Figure record listings:
************
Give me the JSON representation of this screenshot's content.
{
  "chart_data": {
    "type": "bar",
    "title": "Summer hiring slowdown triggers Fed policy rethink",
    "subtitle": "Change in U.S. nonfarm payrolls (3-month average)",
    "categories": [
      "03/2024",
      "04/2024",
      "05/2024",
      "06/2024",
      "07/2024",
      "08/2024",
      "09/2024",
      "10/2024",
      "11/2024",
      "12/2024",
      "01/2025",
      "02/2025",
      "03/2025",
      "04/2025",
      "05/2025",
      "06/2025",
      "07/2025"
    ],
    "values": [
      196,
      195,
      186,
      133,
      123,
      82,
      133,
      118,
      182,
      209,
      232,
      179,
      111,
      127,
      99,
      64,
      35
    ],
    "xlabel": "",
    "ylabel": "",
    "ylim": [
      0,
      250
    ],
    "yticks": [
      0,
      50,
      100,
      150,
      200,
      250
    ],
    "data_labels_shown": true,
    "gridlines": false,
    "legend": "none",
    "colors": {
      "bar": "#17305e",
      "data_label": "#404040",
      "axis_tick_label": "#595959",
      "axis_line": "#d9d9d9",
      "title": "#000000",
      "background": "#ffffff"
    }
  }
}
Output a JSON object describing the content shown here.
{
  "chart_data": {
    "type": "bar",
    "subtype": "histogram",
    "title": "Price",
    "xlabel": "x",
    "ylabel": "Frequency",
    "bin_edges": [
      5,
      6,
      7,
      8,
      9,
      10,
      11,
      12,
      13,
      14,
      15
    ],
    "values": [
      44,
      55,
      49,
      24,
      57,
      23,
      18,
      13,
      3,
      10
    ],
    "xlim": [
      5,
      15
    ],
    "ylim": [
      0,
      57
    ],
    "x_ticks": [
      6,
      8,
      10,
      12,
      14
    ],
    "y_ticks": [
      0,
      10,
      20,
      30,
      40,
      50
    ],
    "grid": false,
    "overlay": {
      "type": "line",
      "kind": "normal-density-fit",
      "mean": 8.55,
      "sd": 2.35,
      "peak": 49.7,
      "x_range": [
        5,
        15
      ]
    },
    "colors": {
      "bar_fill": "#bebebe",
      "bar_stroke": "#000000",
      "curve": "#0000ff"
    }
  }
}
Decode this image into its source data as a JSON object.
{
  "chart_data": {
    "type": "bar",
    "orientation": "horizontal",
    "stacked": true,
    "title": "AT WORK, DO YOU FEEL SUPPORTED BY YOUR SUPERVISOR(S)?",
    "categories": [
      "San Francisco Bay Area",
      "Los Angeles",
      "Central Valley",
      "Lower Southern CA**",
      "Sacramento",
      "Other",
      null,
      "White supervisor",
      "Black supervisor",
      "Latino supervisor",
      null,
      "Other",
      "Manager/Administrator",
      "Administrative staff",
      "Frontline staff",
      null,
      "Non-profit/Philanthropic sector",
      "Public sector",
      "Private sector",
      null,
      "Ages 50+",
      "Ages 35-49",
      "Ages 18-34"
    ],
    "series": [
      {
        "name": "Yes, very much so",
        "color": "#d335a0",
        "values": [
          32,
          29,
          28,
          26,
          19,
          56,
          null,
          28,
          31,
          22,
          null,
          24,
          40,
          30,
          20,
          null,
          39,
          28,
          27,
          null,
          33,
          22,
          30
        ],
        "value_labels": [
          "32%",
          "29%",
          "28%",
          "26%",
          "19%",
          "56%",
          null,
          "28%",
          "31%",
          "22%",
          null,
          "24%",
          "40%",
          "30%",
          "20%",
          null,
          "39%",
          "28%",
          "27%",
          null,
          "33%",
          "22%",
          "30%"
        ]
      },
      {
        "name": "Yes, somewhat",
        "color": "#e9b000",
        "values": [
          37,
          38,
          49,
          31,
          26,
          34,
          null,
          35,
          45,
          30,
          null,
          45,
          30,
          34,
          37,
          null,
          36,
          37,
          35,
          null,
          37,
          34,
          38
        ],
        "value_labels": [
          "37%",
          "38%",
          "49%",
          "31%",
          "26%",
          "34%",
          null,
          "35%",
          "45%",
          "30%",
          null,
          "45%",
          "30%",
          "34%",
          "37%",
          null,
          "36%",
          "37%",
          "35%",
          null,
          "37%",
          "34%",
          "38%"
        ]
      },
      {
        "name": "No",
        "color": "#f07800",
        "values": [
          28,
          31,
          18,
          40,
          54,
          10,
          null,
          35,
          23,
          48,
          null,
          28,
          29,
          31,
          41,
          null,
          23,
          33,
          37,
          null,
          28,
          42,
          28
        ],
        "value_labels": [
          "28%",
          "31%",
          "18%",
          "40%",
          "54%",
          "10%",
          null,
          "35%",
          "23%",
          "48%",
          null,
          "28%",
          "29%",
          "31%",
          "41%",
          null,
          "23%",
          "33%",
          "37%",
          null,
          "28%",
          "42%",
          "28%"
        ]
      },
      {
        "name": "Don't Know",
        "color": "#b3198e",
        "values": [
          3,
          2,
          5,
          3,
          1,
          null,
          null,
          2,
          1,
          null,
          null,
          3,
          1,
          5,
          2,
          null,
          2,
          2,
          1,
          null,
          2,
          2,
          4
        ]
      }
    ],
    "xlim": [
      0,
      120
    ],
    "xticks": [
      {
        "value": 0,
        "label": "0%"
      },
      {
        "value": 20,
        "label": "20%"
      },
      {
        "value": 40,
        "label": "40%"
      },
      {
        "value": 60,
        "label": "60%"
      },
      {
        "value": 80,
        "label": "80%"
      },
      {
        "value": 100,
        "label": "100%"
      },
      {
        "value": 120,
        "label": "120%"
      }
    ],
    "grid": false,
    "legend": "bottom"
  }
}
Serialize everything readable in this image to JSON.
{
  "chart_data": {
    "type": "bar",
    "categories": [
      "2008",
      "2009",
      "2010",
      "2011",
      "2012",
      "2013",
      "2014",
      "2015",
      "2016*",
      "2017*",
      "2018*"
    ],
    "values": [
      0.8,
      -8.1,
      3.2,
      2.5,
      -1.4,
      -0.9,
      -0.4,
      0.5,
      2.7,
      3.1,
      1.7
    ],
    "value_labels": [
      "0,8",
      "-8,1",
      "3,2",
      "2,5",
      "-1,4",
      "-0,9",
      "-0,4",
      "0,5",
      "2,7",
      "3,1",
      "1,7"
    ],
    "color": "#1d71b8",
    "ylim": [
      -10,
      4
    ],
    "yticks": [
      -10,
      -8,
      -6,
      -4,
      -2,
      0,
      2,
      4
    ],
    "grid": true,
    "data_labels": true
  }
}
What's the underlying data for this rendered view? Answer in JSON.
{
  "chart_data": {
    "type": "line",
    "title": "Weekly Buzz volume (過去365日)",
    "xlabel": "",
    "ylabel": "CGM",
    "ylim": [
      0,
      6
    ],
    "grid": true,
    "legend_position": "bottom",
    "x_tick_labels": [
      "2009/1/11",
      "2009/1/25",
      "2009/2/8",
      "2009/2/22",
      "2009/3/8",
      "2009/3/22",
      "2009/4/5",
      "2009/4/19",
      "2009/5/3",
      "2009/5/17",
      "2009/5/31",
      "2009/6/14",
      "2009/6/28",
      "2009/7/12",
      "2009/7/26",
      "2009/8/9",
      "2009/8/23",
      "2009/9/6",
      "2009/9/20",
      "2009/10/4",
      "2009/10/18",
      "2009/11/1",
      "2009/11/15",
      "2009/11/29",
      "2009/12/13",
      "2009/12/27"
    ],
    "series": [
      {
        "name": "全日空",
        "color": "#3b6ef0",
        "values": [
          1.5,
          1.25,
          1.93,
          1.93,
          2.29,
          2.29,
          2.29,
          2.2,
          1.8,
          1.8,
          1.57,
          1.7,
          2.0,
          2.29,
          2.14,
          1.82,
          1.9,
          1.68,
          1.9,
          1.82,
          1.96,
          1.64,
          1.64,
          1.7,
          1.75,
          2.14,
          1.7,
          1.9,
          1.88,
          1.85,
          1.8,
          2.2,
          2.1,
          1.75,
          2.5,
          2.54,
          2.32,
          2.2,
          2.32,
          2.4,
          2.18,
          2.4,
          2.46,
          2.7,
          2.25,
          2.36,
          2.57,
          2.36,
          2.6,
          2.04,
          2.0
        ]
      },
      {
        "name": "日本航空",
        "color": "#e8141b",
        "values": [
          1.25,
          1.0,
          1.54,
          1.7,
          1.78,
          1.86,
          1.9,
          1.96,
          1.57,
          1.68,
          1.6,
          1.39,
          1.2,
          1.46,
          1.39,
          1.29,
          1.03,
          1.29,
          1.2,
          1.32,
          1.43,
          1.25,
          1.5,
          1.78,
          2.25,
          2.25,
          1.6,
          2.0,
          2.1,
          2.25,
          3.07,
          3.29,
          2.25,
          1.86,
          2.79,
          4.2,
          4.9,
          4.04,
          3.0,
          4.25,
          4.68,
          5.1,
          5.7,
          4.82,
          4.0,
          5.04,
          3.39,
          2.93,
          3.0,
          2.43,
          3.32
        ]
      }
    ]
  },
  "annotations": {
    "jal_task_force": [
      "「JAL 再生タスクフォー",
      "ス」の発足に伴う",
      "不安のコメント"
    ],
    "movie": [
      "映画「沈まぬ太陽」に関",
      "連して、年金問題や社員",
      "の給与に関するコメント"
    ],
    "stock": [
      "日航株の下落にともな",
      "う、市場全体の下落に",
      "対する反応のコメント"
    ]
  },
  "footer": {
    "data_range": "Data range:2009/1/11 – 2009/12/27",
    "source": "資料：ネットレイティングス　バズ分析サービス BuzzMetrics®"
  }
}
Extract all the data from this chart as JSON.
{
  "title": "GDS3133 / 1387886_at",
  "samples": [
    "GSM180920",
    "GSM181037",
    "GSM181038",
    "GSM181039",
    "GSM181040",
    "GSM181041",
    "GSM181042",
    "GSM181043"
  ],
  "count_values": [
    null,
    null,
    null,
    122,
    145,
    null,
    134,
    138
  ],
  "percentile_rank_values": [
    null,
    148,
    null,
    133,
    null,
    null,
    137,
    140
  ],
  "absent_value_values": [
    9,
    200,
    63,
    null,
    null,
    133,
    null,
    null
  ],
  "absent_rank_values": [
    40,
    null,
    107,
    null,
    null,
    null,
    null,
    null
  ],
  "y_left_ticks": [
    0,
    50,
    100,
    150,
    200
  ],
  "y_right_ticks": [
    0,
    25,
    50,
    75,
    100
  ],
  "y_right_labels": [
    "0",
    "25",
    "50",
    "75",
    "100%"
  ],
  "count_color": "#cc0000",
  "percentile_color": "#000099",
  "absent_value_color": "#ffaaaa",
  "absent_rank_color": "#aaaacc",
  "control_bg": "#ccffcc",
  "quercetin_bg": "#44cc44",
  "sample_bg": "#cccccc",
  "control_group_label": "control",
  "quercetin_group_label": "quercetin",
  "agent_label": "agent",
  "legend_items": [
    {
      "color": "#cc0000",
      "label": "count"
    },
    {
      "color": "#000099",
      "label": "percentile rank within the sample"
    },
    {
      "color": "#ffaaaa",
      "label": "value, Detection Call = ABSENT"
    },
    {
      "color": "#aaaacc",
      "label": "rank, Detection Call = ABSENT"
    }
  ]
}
************
WORK REQUIRED
Go through the records and show every line with the string "staff" in it.

EXERCISE OUTPUT
      "Administrative staff",
      "Frontline staff",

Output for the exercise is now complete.